### Supplied data:
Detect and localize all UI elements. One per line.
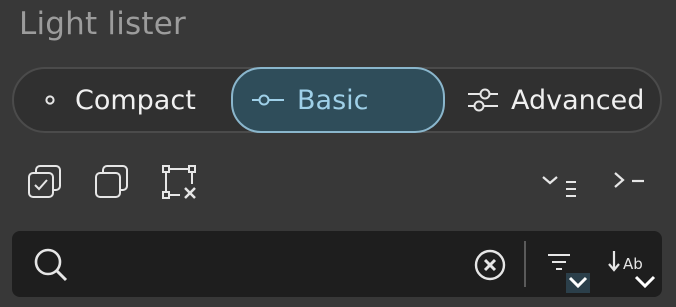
sliders-icon (465, 87, 501, 113)
panel-title: Light lister (19, 6, 186, 42)
mode-basic-button[interactable]: Basic (231, 67, 445, 133)
filter-dropdown-button[interactable] (544, 243, 592, 295)
small-circle-icon (41, 94, 59, 106)
search-icon (34, 248, 68, 282)
mode-advanced-label: Advanced (511, 84, 645, 116)
copy-icon (95, 165, 128, 198)
view-mode-selector: Compact Basic Advanced (12, 67, 662, 133)
sort-dropdown-button[interactable]: Ab (606, 243, 666, 295)
sort-arrow-icon (608, 251, 620, 272)
mode-advanced-button[interactable]: Advanced (465, 69, 644, 131)
mode-basic-label: Basic (297, 84, 369, 116)
sort-label: Ab (623, 255, 643, 273)
filter-dropdown-bg (566, 273, 590, 293)
mode-compact-button[interactable]: Compact (41, 69, 196, 131)
select-all-button[interactable] (26, 163, 64, 201)
console-button[interactable] (610, 168, 650, 200)
chevron-down-icon (634, 275, 656, 289)
copy-button[interactable] (92, 163, 130, 201)
search-input[interactable] (90, 243, 474, 285)
filter-icon (548, 254, 570, 270)
deselect-icon (162, 165, 196, 199)
expand-all-icon (542, 176, 576, 197)
mode-compact-label: Compact (75, 84, 196, 116)
slider-single-icon (251, 93, 285, 107)
expand-all-button[interactable] (540, 168, 580, 200)
clear-search-icon[interactable] (473, 248, 507, 282)
search-bar: Ab (12, 231, 662, 297)
deselect-button[interactable] (160, 163, 200, 201)
console-icon (614, 172, 644, 188)
check-all-icon (28, 165, 61, 198)
search-divider (524, 241, 526, 287)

### To do:
Update the lines of the records starting at the one containing "sliders-icon (465, 87, 501, 113)" and ending at the one containing "mode-compact-label: Compact (75, 84, 196, 116)" by changing "Light lister" to "Light manager" and leaving everything else as it is. Return only those lines.

### The solution:
sliders-icon (465, 87, 501, 113)
panel-title: Light manager (19, 6, 186, 42)
mode-basic-button[interactable]: Basic (231, 67, 445, 133)
filter-dropdown-button[interactable] (544, 243, 592, 295)
small-circle-icon (41, 94, 59, 106)
search-icon (34, 248, 68, 282)
mode-advanced-label: Advanced (511, 84, 645, 116)
copy-icon (95, 165, 128, 198)
view-mode-selector: Compact Basic Advanced (12, 67, 662, 133)
sort-dropdown-button[interactable]: Ab (606, 243, 666, 295)
sort-arrow-icon (608, 251, 620, 272)
mode-advanced-button[interactable]: Advanced (465, 69, 644, 131)
mode-basic-label: Basic (297, 84, 369, 116)
sort-label: Ab (623, 255, 643, 273)
filter-dropdown-bg (566, 273, 590, 293)
mode-compact-button[interactable]: Compact (41, 69, 196, 131)
select-all-button[interactable] (26, 163, 64, 201)
console-button[interactable] (610, 168, 650, 200)
chevron-down-icon (634, 275, 656, 289)
copy-button[interactable] (92, 163, 130, 201)
search-input[interactable] (90, 243, 474, 285)
filter-icon (548, 254, 570, 270)
deselect-icon (162, 165, 196, 199)
expand-all-icon (542, 176, 576, 197)
mode-compact-label: Compact (75, 84, 196, 116)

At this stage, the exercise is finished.